-- Material to process start --

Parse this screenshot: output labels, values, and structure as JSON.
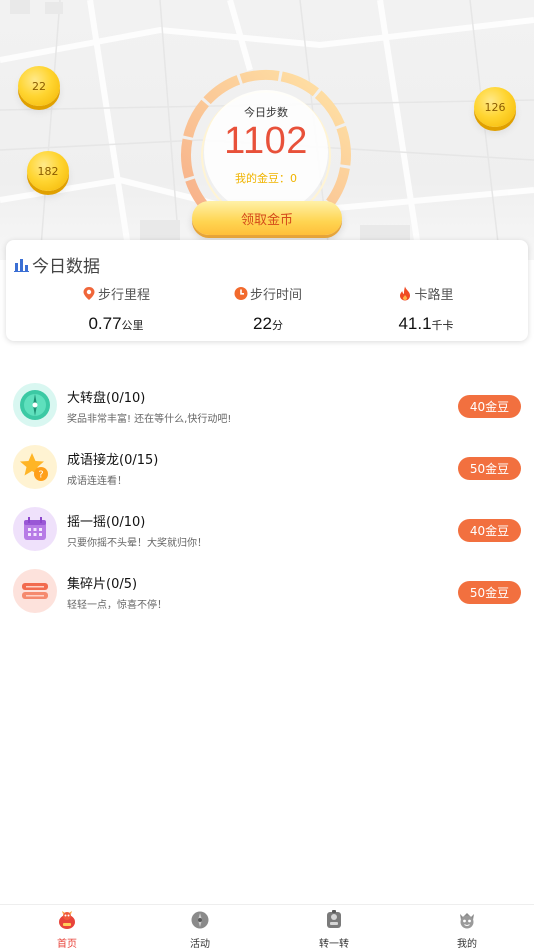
{
  "hero": {
    "coins": [
      "22",
      "126",
      "182"
    ],
    "steps_title": "今日步数",
    "steps_value": "1102",
    "my_coins": "我的金豆：0",
    "claim_button": "领取金币"
  },
  "today_data": {
    "title": "今日数据",
    "stats": [
      {
        "label": "步行里程",
        "value": "0.77",
        "unit": "公里",
        "icon": "location-pin-icon"
      },
      {
        "label": "步行时间",
        "value": "22",
        "unit": "分",
        "icon": "clock-icon"
      },
      {
        "label": "卡路里",
        "value": "41.1",
        "unit": "千卡",
        "icon": "flame-icon"
      }
    ]
  },
  "tasks": [
    {
      "title": "大转盘(0/10)",
      "desc": "奖品非常丰富! 还在等什么,快行动吧!",
      "button": "40金豆",
      "icon": "wheel-icon"
    },
    {
      "title": "成语接龙(0/15)",
      "desc": "成语连连看！",
      "button": "50金豆",
      "icon": "star-question-icon"
    },
    {
      "title": "摇一摇(0/10)",
      "desc": "只要你摇不头晕！大奖就归你！",
      "button": "40金豆",
      "icon": "calendar-icon"
    },
    {
      "title": "集碎片(0/5)",
      "desc": "轻轻一点，惊喜不停！",
      "button": "50金豆",
      "icon": "ticket-icon"
    }
  ],
  "tabbar": {
    "items": [
      {
        "label": "首页",
        "icon": "home-bird-icon"
      },
      {
        "label": "活动",
        "icon": "activity-icon"
      },
      {
        "label": "转一转",
        "icon": "spin-icon"
      },
      {
        "label": "我的",
        "icon": "profile-icon"
      }
    ]
  },
  "colors": {
    "accent": "#e8513a",
    "button_orange": "#f2703f",
    "gold": "#ffd531"
  }
}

-- Material to process end --

> Task objective:
Print out the material word for word, omitting the pictures.

> Answer to the task:
Parse this screenshot: output labels, values, and structure as JSON.
{
  "hero": {
    "coins": [
      "22",
      "126",
      "182"
    ],
    "steps_title": "今日步数",
    "steps_value": "1102",
    "my_coins": "我的金豆：0",
    "claim_button": "领取金币"
  },
  "today_data": {
    "title": "今日数据",
    "stats": [
      {
        "label": "步行里程",
        "value": "0.77",
        "unit": "公里",
        "icon": "location-pin-icon"
      },
      {
        "label": "步行时间",
        "value": "22",
        "unit": "分",
        "icon": "clock-icon"
      },
      {
        "label": "卡路里",
        "value": "41.1",
        "unit": "千卡",
        "icon": "flame-icon"
      }
    ]
  },
  "tasks": [
    {
      "title": "大转盘(0/10)",
      "desc": "奖品非常丰富! 还在等什么,快行动吧!",
      "button": "40金豆",
      "icon": "wheel-icon"
    },
    {
      "title": "成语接龙(0/15)",
      "desc": "成语连连看！",
      "button": "50金豆",
      "icon": "star-question-icon"
    },
    {
      "title": "摇一摇(0/10)",
      "desc": "只要你摇不头晕！大奖就归你！",
      "button": "40金豆",
      "icon": "calendar-icon"
    },
    {
      "title": "集碎片(0/5)",
      "desc": "轻轻一点，惊喜不停！",
      "button": "50金豆",
      "icon": "ticket-icon"
    }
  ],
  "tabbar": {
    "items": [
      {
        "label": "首页",
        "icon": "home-bird-icon"
      },
      {
        "label": "活动",
        "icon": "activity-icon"
      },
      {
        "label": "转一转",
        "icon": "spin-icon"
      },
      {
        "label": "我的",
        "icon": "profile-icon"
      }
    ]
  },
  "colors": {
    "accent": "#e8513a",
    "button_orange": "#f2703f",
    "gold": "#ffd531"
  }
}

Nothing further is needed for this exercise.